◆ **Text excerpt**:

··········

Wasiu Olayinka Fawole and Burhan Ozkan

The purpose of this paper is to assess how profitable and technically efficient is cocoa enterprise in Ondo State of Nigeria especially amidst the ongoing diversification…

Abstract

Purpose

The purpose of this paper is to assess how profitable and technically efficient is cocoa enterprise in Ondo State of Nigeria especially amidst the ongoing diversification program of the current administration in Nigeria.

Design/methodology/approach

The study made use of primary data collected with the aid of structured questionnaires. The multistage random sampling technique was used to select the sample for the study. Data collected during the survey were analyzed by both descriptive and inferential techniques. A total of 140 respondents who were majorly cocoa farmers were selected for this study with data on their socioeconomic characteristics and input utilization taken and subsequently analyzed.

Findings

This study found that the cocoa enterprise in the study area was efficient and profitable with rooms for improvement, especially in the areas of labor and input used as identified by the outcome of the study. The average yield, total revenue, gross margin and efficiency ratio were 1.2 ton/ha, ₦1,344,000.00/ha, ₦1,071,717.00/ha and 0.36, respectively. The highest, average and least technical efficiencies among farmers in the study area were 98.86, 88.81 and 75.12 percent, respectively. It was also discovered that none of the farmers investigated operated at 100 percent, confirming that there are still rooms for improvement in the production processes in the study area by adopting modern methods of production and replacement of the old breeds with resistant and high yielding breeds.

··········

◆ **Dataset records**:
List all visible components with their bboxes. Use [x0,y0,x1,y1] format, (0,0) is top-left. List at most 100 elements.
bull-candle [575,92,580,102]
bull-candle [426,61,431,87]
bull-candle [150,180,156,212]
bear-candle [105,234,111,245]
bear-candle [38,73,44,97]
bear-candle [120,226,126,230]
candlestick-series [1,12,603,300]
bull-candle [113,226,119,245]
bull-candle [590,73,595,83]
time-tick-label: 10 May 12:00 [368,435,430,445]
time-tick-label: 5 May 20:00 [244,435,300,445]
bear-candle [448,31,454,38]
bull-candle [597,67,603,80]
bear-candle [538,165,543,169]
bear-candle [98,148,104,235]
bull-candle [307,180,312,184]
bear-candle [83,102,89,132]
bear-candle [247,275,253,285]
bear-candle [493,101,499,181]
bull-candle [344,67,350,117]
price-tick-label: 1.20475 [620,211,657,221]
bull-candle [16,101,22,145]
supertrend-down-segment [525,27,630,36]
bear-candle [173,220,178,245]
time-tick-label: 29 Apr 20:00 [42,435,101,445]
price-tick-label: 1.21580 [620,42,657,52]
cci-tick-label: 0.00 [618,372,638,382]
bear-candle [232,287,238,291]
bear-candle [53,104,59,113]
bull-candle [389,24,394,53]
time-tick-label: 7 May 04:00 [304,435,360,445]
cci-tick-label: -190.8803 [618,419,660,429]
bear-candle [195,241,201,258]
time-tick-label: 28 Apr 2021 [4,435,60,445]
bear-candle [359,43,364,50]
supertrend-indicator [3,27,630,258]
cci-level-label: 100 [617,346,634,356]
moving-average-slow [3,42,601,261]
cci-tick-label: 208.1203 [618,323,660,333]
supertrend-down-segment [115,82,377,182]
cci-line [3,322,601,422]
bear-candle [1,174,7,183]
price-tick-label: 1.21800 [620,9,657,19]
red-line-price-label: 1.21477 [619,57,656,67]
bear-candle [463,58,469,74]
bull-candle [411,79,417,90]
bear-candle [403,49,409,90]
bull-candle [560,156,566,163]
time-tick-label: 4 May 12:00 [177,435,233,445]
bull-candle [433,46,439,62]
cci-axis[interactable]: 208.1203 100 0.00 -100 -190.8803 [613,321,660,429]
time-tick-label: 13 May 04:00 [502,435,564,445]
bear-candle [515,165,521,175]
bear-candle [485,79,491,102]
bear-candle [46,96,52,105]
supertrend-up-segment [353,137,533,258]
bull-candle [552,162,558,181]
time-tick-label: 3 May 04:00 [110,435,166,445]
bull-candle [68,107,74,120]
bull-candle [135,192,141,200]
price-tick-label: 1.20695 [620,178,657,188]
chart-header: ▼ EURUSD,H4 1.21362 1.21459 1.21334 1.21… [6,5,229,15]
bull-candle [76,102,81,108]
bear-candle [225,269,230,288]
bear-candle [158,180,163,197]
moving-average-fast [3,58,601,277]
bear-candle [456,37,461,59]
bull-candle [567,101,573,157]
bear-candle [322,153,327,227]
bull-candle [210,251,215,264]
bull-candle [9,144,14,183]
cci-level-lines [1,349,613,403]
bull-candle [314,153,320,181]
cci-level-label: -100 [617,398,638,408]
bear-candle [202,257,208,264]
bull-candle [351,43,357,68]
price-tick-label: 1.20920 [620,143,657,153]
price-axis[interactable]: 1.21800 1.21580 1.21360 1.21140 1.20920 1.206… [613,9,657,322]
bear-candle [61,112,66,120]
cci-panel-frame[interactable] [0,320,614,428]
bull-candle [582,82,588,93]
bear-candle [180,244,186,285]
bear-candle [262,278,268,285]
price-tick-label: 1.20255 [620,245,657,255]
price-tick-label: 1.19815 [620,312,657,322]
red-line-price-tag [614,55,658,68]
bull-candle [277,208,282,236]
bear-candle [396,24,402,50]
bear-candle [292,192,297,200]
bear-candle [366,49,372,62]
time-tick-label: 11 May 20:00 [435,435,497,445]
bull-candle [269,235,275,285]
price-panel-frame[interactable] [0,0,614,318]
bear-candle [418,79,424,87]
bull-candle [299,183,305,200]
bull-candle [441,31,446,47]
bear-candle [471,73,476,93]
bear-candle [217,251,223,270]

··········

◆ **Required tasks**:
(A) In the abstract on cocoa farming in Ondo State, what was the average technical efficiency among the farmers?
(B) Continue the abstract on cocoa farming in Ondo State from where it stops.

◆ **Task results**:
(A) 88.81 percent

(B)
Research limitations/implications

The major limitation of this study was that the study sample is quite smaller and could as well not be used to make a strong policy case for the topic under consideration. However, as it is found among the majority of cocoa farmers in Nigeria, they mostly operate under the same conditions of production which suggests that the outcome of this research is not meaningless, considering the similarities in the production environment and other factors of production among cocoa farmers in Nigeria. It is therefore strongly recommended that future studies take into consideration this limitation and address it appropriately by widening the scope and sample for the study as this will go a long way in giving true representation as regarding the topic under consideration.

Social implications

The social implication of this study has to do with the employment opportunities that will be created for the teaming youths if the cocoa enterprise is made to attract them by creating enabling environment as recommended by the study. When quantity of production is improved, it will create additional income for the farmers and also provide foreign earnings to government.

Originality/value

This study is strictly original, considering its content and the contribution it is making to the body of knowledge. The study will be contributing to the knowledge by pointing out the potentials inherent in cocoa production as especially coming at a time when the price of crude oil that provides over 80 percent of Nigerian foreign earnings is down and the cocoa price is not only high but also stable at the international market.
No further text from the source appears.